Report only the number of lines holding "XXXXXX".

::::

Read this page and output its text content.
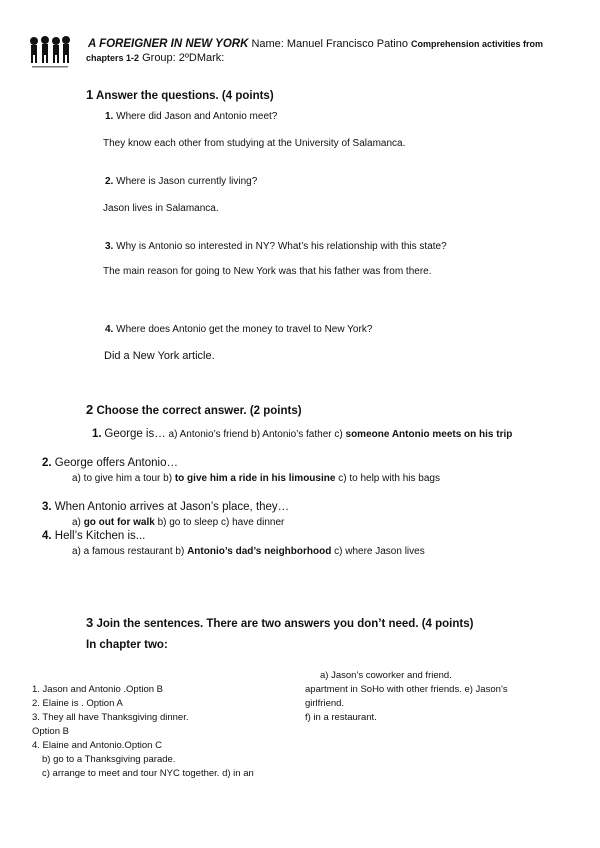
A FOREIGNER IN NEW YORK Name: Manuel Francisco Patino Comprehension activities from
chapters 1-2 Group: 2ºDMark:
1 Answer the questions. (4 points)
1. Where did Jason and Antonio meet?
They know each other from studying at the University of Salamanca.
2. Where is Jason currently living?
Jason lives in Salamanca.
3. Why is Antonio so interested in NY? What’s his relationship with this state?
The main reason for going to New York was that his father was from there.
4. Where does Antonio get the money to travel to New York?
Did a New York article.
2 Choose the correct answer. (2 points)
1. George is… a) Antonio’s friend b) Antonio’s father c) someone Antonio meets on his trip
2. George offers Antonio…
a) to give him a tour b) to give him a ride in his limousine c) to help with his bags
3. When Antonio arrives at Jason’s place, they…
a) go out for walk b) go to sleep c) have dinner
4. Hell’s Kitchen is...
a) a famous restaurant b) Antonio’s dad’s neighborhood c) where Jason lives
3 Join the sentences. There are two answers you don’t need. (4 points)
In chapter two:
1. Jason and Antonio .Option B
2. Elaine is . Option A
3. They all have Thanksgiving dinner.
Option B
4. Elaine and Antonio.Option C
b) go to a Thanksgiving parade.
c) arrange to meet and tour NYC together. d) in an
a) Jason’s coworker and friend.
apartment in SoHo with other friends. e) Jason’s
girlfriend.
f) in a restaurant.
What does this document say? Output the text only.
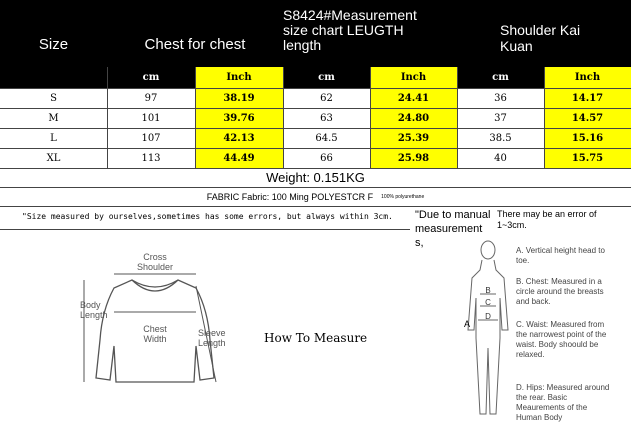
Size	Chest for chest
S8424#Measurement size chart LEUGTH length
Shoulder Kai Kuan
cm	Inch	cm	Inch	cm	Inch
S	97	38.19	62	24.41	36	14.17
M	101	39.76	63	24.80	37	14.57
L	107	42.13	64.5	25.39	38.5	15.16
XL	113	44.49	66	25.98	40	15.75
Weight: 0.151KG
FABRIC Fabric: 100 Ming POLYESTCR F 100% polyurethane
"Size measured by ourselves,sometimes has some errors, but always within 3cm.	"Due to manual measurement s,
There may be an error of 1~3cm.
Cross
Shoulder
Body
Length
Chest
Width
Sleeve
Length	How To Measure
B
C
D
A
A. Vertical height head to toe.
B. Chest: Measured in a circle around the breasts and back.
C. Waist: Measured from the narrowest point of the waist. Body shoould be relaxed.
D. Hips: Measured around the rear. Basic Meaurements of the Human Body
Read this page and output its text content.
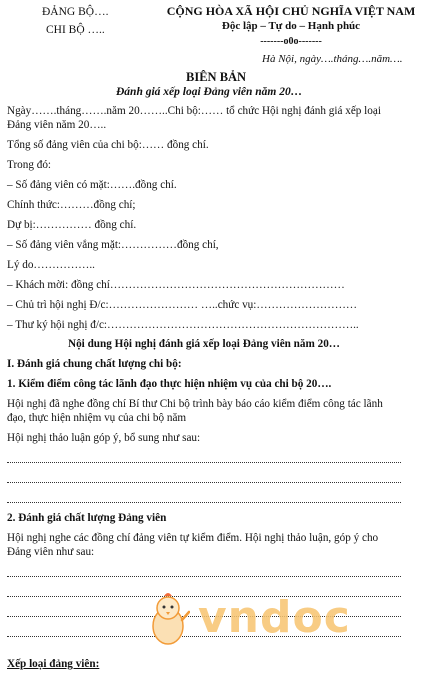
ĐẢNG BỘ….
CHI BỘ …..
CỘNG HÒA XÃ HỘI CHỦ NGHĨA VIỆT NAM
Độc lập – Tự do – Hạnh phúc
-------o0o-------
Hà Nội, ngày….tháng….năm….
BIÊN BẢN
Đánh giá xếp loại Đảng viên năm 20…
Ngày…….tháng…….năm 20……..Chi bộ:…… tổ chức Hội nghị đánh giá xếp loại
Đảng viên năm 20…..
Tổng số đảng viên của chi bộ:…… đồng chí.
Trong đó:
– Số đảng viên có mặt:…….đồng chí.
Chính thức:………đồng chí;
Dự bị:…………… đồng chí.
– Số đảng viên vắng mặt:……………đồng chí,
Lý do……………..
– Khách mời: đồng chí………………………………………………………
– Chủ trì hội nghị Đ/c:…………………… …..chức vụ:………………………
– Thư ký hội nghị đ/c:…………………………………………………………..
Nội dung Hội nghị đánh giá xếp loại Đảng viên năm 20…
I. Đánh giá chung chất lượng chi bộ:
1. Kiểm điểm công tác lãnh đạo thực hiện nhiệm vụ của chi bộ 20….
Hội nghị đã nghe đồng chí Bí thư Chi bộ trình bày báo cáo kiểm điểm công tác lãnh
đạo, thực hiện nhiệm vụ của chi bộ năm
Hội nghị thảo luận góp ý, bổ sung như sau:
2. Đánh giá chất lượng Đảng viên
Hội nghị nghe các đồng chí đảng viên tự kiểm điểm. Hội nghị thảo luận, góp ý cho
Đảng viên như sau:
Xếp loại đảng viên:
vndoc
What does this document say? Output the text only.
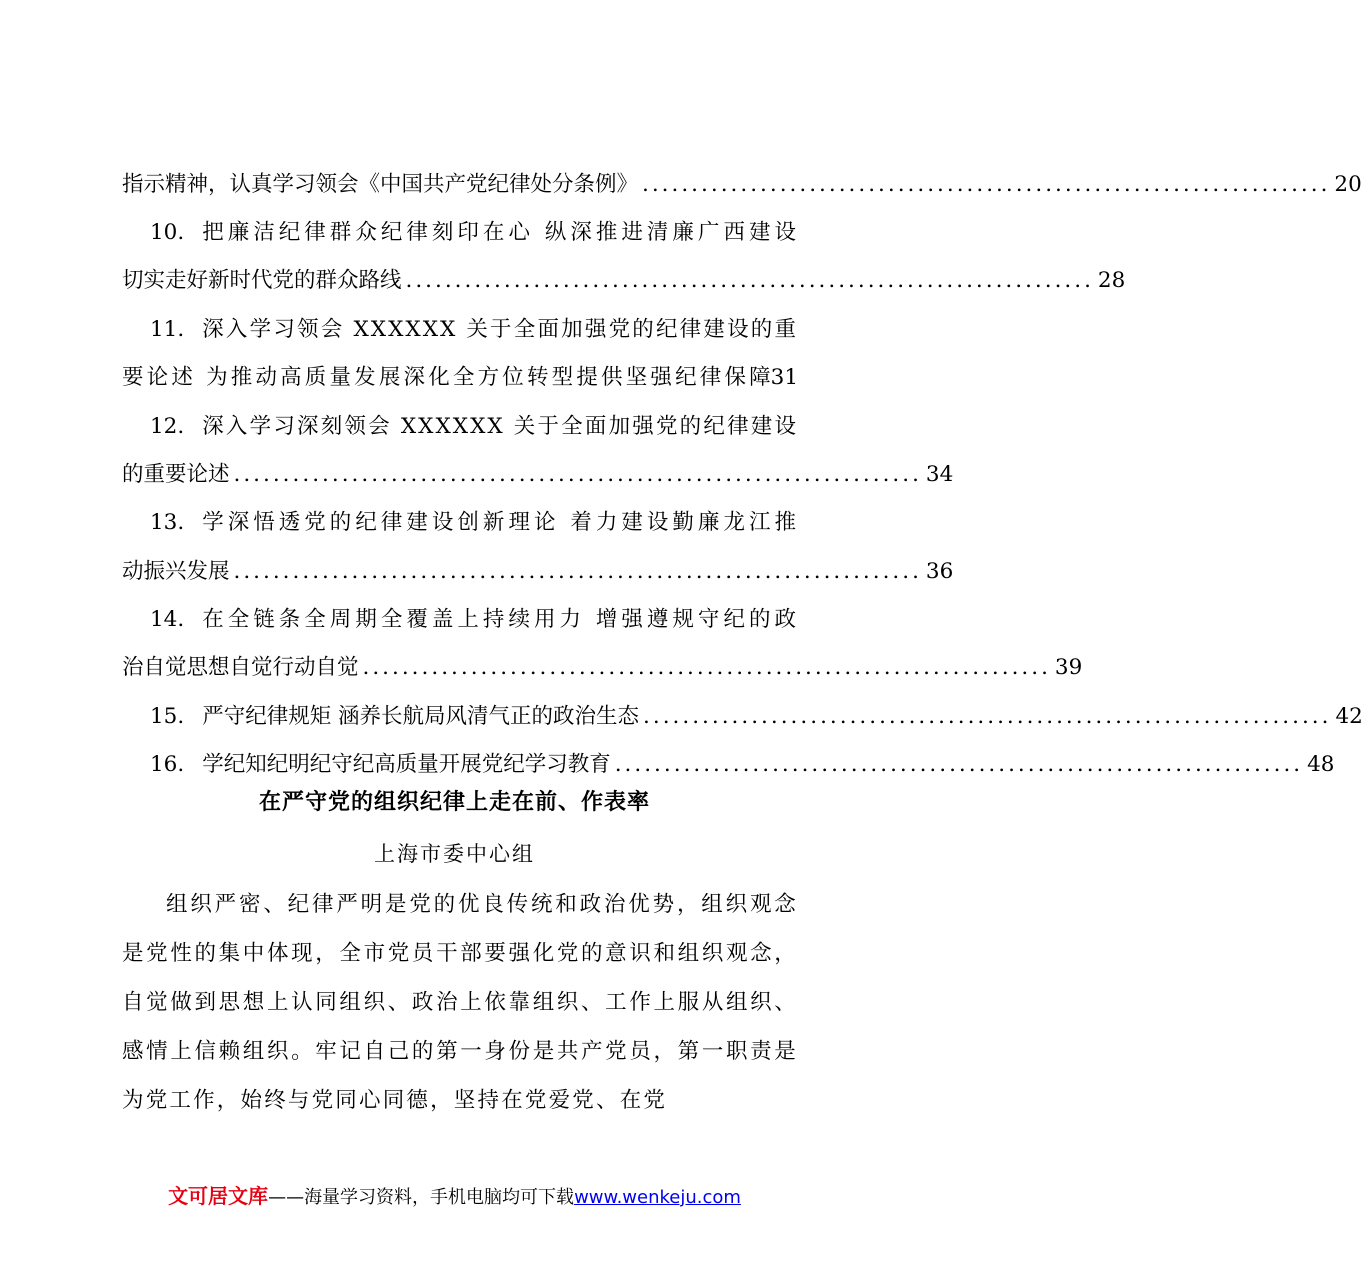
指示精神，认真学习领会《中国共产党纪律处分条例》 ...................................................................... 20
10. 把廉洁纪律群众纪律刻印在心 纵深推进清廉广西建设
切实走好新时代党的群众路线 ...................................................................... 28
11. 深入学习领会 XXXXXX 关于全面加强党的纪律建设的重
要论述 为推动高质量发展深化全方位转型提供坚强纪律保障 31
12. 深入学习深刻领会 XXXXXX 关于全面加强党的纪律建设
的重要论述 ...................................................................... 34
13. 学深悟透党的纪律建设创新理论 着力建设勤廉龙江推
动振兴发展 ...................................................................... 36
14. 在全链条全周期全覆盖上持续用力 增强遵规守纪的政
治自觉思想自觉行动自觉 ...................................................................... 39
15. 严守纪律规矩 涵养长航局风清气正的政治生态 ...................................................................... 42
16. 学纪知纪明纪守纪高质量开展党纪学习教育 ...................................................................... 48
在严守党的组织纪律上走在前、作表率
上海市委中心组
组织严密、纪律严明是党的优良传统和政治优势，组织观念是党性的集中体现，全市党员干部要强化党的意识和组织观念，自觉做到思想上认同组织、政治上依靠组织、工作上服从组织、感情上信赖组织。牢记自己的第一身份是共产党员，第一职责是为党工作，始终与党同心同德，坚持在党爱党、在党
文可居文库——海量学习资料，手机电脑均可下载www.wenkeju.com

::::

Result — 2